▸ **WRITTEN PROBLEM**
Copy out the listing that follows, exactly, without its pictures.

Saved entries

* * * * * * *

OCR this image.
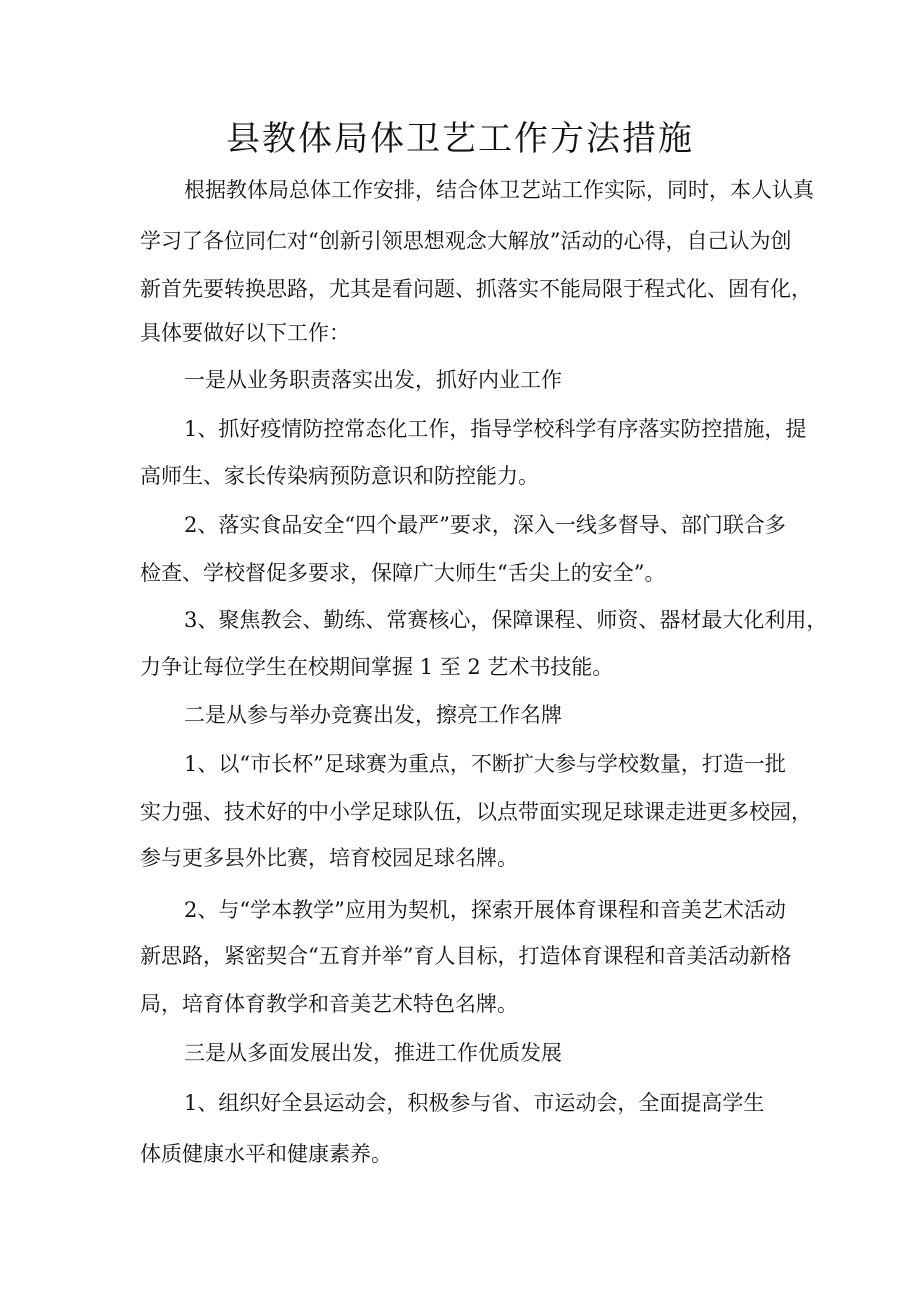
县教体局体卫艺工作方法措施
根据教体局总体工作安排，结合体卫艺站工作实际，同时，本人认真
学习了各位同仁对“创新引领思想观念大解放”活动的心得，自己认为创
新首先要转换思路，尤其是看问题、抓落实不能局限于程式化、固有化，
具体要做好以下工作：
一是从业务职责落实出发，抓好内业工作
1、抓好疫情防控常态化工作，指导学校科学有序落实防控措施，提
高师生、家长传染病预防意识和防控能力。
2、落实食品安全“四个最严”要求，深入一线多督导、部门联合多
检查、学校督促多要求，保障广大师生“舌尖上的安全”。
3、聚焦教会、勤练、常赛核心，保障课程、师资、器材最大化利用，
力争让每位学生在校期间掌握 1 至 2 艺术书技能。
二是从参与举办竞赛出发，擦亮工作名牌
1、以“市长杯”足球赛为重点，不断扩大参与学校数量，打造一批
实力强、技术好的中小学足球队伍，以点带面实现足球课走进更多校园，
参与更多县外比赛，培育校园足球名牌。
2、与“学本教学”应用为契机，探索开展体育课程和音美艺术活动
新思路，紧密契合“五育并举”育人目标，打造体育课程和音美活动新格
局，培育体育教学和音美艺术特色名牌。
三是从多面发展出发，推进工作优质发展
1、组织好全县运动会，积极参与省、市运动会，全面提高学生
体质健康水平和健康素养。
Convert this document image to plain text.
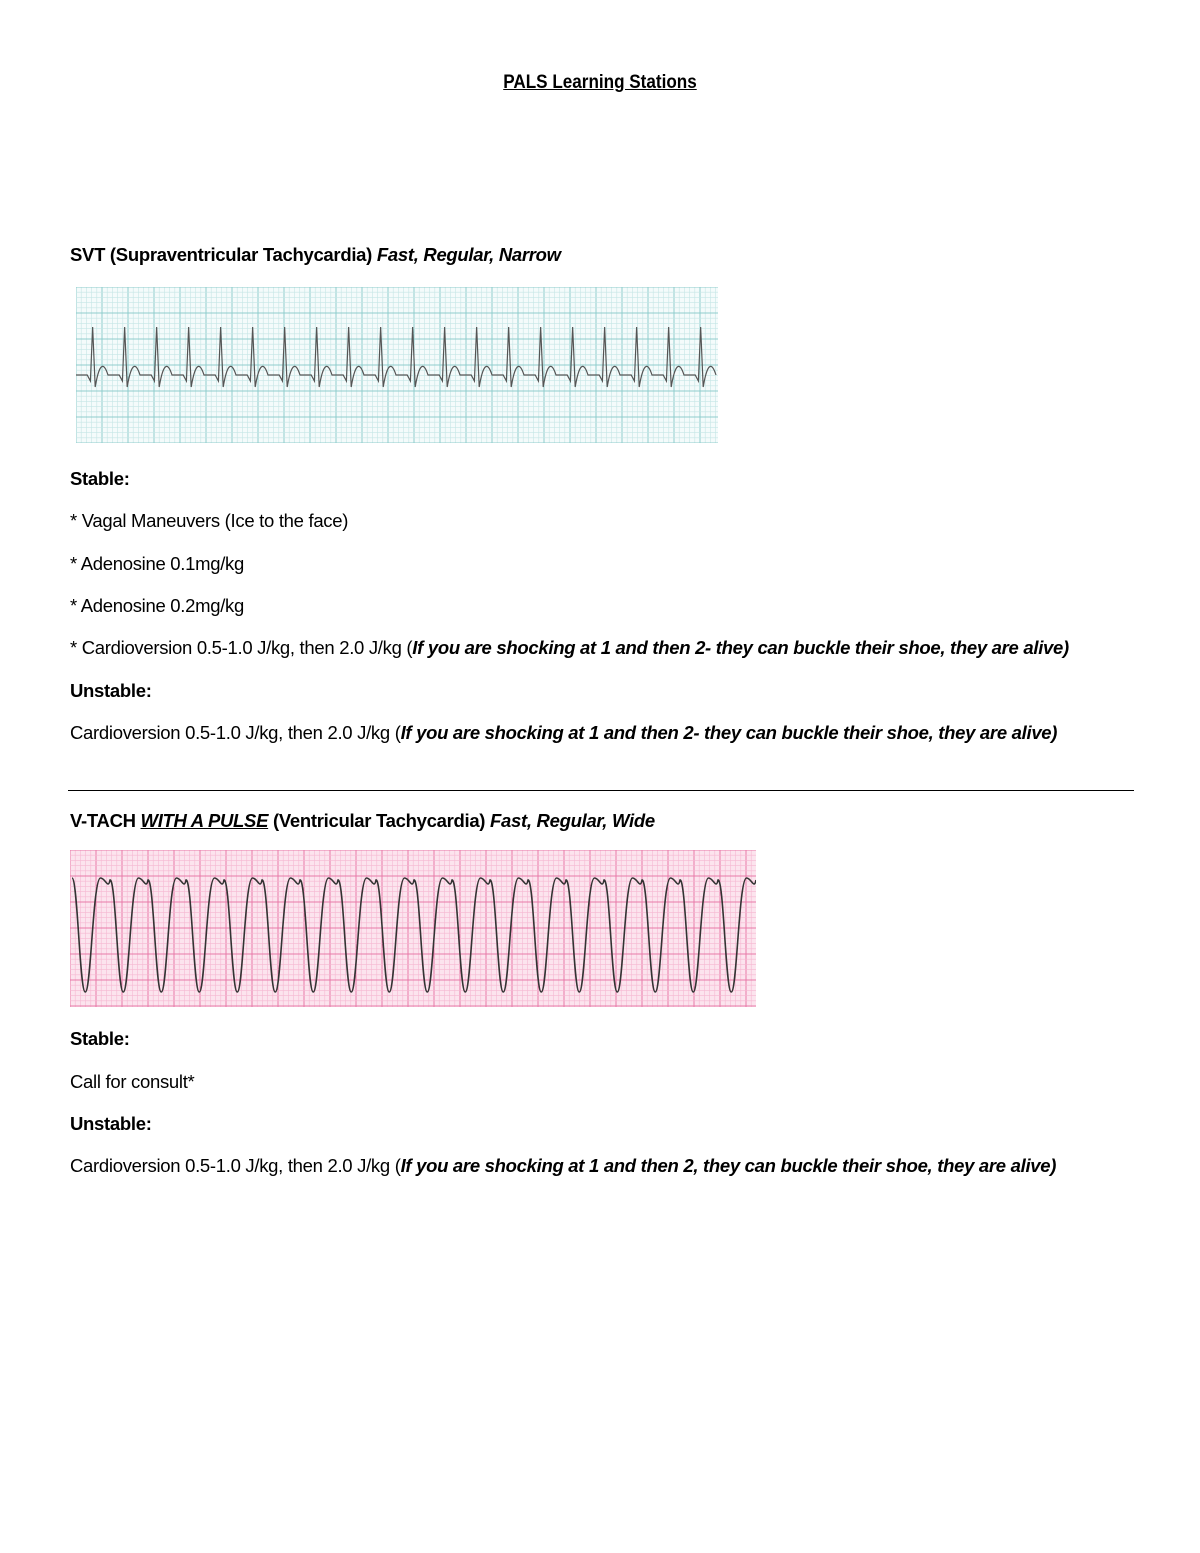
PALS Learning Stations
SVT (Supraventricular Tachycardia) Fast, Regular, Narrow
Stable:
* Vagal Maneuvers (Ice to the face)
* Adenosine 0.1mg/kg
* Adenosine 0.2mg/kg
* Cardioversion 0.5-1.0 J/kg, then 2.0 J/kg (If you are shocking at 1 and then 2- they can buckle their shoe, they are alive)
Unstable:
Cardioversion 0.5-1.0 J/kg, then 2.0 J/kg (If you are shocking at 1 and then 2- they can buckle their shoe, they are alive)
V-TACH WITH A PULSE (Ventricular Tachycardia) Fast, Regular, Wide
Stable:
Call for consult*
Unstable:
Cardioversion 0.5-1.0 J/kg, then 2.0 J/kg (If you are shocking at 1 and then 2, they can buckle their shoe, they are alive)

* * * * * * *

▸ **ANSWER IN FULL**
OCR this image.
县教体局体卫艺工作方法措施
根据教体局总体工作安排，结合体卫艺站工作实际，同时，本人认真
学习了各位同仁对“创新引领思想观念大解放”活动的心得，自己认为创
新首先要转换思路，尤其是看问题、抓落实不能局限于程式化、固有化，
具体要做好以下工作：
一是从业务职责落实出发，抓好内业工作
1、抓好疫情防控常态化工作，指导学校科学有序落实防控措施，提
高师生、家长传染病预防意识和防控能力。
2、落实食品安全“四个最严”要求，深入一线多督导、部门联合多
检查、学校督促多要求，保障广大师生“舌尖上的安全”。
3、聚焦教会、勤练、常赛核心，保障课程、师资、器材最大化利用，
力争让每位学生在校期间掌握 1 至 2 艺术书技能。
二是从参与举办竞赛出发，擦亮工作名牌
1、以“市长杯”足球赛为重点，不断扩大参与学校数量，打造一批
实力强、技术好的中小学足球队伍，以点带面实现足球课走进更多校园，
参与更多县外比赛，培育校园足球名牌。
2、与“学本教学”应用为契机，探索开展体育课程和音美艺术活动
新思路，紧密契合“五育并举”育人目标，打造体育课程和音美活动新格
局，培育体育教学和音美艺术特色名牌。
三是从多面发展出发，推进工作优质发展
1、组织好全县运动会，积极参与省、市运动会，全面提高学生
体质健康水平和健康素养。
Convert this document image to plain text.
PALS Learning Stations
SVT (Supraventricular Tachycardia) Fast, Regular, Narrow
Stable:
* Vagal Maneuvers (Ice to the face)
* Adenosine 0.1mg/kg
* Adenosine 0.2mg/kg
* Cardioversion 0.5-1.0 J/kg, then 2.0 J/kg (If you are shocking at 1 and then 2- they can buckle their shoe, they are alive)
Unstable:
Cardioversion 0.5-1.0 J/kg, then 2.0 J/kg (If you are shocking at 1 and then 2- they can buckle their shoe, they are alive)
V-TACH WITH A PULSE (Ventricular Tachycardia) Fast, Regular, Wide
Stable:
Call for consult*
Unstable:
Cardioversion 0.5-1.0 J/kg, then 2.0 J/kg (If you are shocking at 1 and then 2, they can buckle their shoe, they are alive)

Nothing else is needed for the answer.